## Set task
Report the number of lines where the string "left" occurs, and write nothing else.
------------
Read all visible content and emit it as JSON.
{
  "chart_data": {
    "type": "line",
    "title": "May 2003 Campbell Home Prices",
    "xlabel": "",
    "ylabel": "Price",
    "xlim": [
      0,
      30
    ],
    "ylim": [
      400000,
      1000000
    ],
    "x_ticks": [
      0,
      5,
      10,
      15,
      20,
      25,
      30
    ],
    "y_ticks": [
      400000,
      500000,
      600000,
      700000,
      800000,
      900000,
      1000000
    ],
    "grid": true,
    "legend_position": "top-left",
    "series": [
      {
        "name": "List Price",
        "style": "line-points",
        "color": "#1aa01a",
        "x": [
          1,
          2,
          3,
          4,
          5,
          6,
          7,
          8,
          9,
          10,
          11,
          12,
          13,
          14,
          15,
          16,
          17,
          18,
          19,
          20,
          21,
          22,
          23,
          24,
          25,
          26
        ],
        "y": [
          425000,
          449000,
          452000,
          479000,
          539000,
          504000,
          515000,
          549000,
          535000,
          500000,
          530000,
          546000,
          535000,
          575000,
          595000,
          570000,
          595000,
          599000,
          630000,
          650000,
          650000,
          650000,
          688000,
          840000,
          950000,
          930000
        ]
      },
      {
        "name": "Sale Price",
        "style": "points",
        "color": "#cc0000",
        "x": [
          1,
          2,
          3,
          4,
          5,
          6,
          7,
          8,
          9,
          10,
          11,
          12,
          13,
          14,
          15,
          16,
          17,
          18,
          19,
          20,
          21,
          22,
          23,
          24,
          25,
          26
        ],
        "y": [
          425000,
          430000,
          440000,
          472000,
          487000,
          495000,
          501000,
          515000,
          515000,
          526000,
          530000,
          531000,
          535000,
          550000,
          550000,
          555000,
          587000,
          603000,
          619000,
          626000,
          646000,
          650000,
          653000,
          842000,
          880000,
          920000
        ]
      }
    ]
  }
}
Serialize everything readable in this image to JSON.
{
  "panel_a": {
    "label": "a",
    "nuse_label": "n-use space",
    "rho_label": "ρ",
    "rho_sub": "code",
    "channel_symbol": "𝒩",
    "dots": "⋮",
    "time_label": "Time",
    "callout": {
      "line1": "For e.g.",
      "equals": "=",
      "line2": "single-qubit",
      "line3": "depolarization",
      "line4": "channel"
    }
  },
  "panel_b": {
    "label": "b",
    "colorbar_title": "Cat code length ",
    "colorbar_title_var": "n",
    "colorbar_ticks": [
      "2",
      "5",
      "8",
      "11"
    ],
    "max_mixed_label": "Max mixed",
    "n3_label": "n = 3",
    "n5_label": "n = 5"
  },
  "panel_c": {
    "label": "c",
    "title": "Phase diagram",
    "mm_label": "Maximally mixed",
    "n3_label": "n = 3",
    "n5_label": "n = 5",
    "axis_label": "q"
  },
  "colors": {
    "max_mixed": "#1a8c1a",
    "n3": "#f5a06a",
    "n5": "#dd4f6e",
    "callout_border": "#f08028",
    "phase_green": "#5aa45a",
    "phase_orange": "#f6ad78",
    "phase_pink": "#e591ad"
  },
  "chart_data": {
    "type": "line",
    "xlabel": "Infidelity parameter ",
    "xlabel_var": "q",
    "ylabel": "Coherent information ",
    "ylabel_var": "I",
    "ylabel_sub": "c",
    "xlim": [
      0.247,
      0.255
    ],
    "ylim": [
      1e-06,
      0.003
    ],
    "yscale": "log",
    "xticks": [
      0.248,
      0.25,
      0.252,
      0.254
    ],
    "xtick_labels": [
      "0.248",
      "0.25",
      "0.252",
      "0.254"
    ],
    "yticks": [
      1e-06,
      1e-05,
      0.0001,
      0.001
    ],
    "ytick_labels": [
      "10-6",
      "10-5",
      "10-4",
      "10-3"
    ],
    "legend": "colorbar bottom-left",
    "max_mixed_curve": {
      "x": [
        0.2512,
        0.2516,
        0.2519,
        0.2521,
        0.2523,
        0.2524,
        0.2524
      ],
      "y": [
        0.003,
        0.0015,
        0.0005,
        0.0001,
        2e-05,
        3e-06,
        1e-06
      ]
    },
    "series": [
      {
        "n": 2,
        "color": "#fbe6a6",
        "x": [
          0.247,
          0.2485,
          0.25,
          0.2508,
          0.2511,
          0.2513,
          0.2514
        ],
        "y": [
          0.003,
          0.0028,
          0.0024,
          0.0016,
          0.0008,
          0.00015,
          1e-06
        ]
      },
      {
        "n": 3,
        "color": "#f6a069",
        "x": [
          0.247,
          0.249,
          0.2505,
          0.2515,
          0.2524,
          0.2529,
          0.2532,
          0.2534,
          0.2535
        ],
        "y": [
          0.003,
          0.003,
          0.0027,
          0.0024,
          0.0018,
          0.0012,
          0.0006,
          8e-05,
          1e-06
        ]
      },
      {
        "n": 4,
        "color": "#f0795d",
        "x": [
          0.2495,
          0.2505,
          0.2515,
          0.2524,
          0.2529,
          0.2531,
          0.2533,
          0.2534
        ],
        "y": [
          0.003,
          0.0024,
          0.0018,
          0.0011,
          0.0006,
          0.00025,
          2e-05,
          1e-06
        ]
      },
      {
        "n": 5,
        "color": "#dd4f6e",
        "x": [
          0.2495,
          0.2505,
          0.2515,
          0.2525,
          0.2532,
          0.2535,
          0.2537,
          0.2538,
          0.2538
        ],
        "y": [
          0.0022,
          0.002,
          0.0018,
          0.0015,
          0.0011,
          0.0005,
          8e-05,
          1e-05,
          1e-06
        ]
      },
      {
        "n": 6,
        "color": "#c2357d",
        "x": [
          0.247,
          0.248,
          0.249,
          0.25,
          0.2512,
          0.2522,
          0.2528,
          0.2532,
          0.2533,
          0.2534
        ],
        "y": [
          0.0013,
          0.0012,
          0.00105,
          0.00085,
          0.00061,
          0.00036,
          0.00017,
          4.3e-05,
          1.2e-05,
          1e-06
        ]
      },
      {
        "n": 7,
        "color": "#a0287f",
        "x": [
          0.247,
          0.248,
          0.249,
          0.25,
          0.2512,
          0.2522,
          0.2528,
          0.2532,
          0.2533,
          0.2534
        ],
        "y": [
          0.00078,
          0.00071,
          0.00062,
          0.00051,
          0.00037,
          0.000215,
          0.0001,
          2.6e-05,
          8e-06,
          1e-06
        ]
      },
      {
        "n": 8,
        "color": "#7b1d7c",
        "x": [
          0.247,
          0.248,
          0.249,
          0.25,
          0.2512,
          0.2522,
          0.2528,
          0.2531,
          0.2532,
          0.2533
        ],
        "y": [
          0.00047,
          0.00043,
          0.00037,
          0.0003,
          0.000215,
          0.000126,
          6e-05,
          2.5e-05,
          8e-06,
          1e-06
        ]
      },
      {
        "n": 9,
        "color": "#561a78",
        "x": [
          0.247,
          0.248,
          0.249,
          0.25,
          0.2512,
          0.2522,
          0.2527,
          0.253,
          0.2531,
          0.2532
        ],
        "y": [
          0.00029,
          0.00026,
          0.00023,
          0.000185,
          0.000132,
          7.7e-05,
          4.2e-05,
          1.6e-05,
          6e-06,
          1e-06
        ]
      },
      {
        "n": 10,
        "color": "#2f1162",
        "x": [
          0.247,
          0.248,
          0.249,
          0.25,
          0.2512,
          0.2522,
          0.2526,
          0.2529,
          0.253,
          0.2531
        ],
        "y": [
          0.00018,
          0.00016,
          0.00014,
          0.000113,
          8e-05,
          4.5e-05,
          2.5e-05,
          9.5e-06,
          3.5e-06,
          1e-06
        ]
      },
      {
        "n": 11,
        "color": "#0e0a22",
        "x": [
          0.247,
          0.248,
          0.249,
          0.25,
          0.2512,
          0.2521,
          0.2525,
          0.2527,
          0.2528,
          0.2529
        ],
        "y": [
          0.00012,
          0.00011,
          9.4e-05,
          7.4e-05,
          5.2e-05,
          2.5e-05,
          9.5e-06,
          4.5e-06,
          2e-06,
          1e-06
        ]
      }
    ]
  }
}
------------
## Answer to this problem
2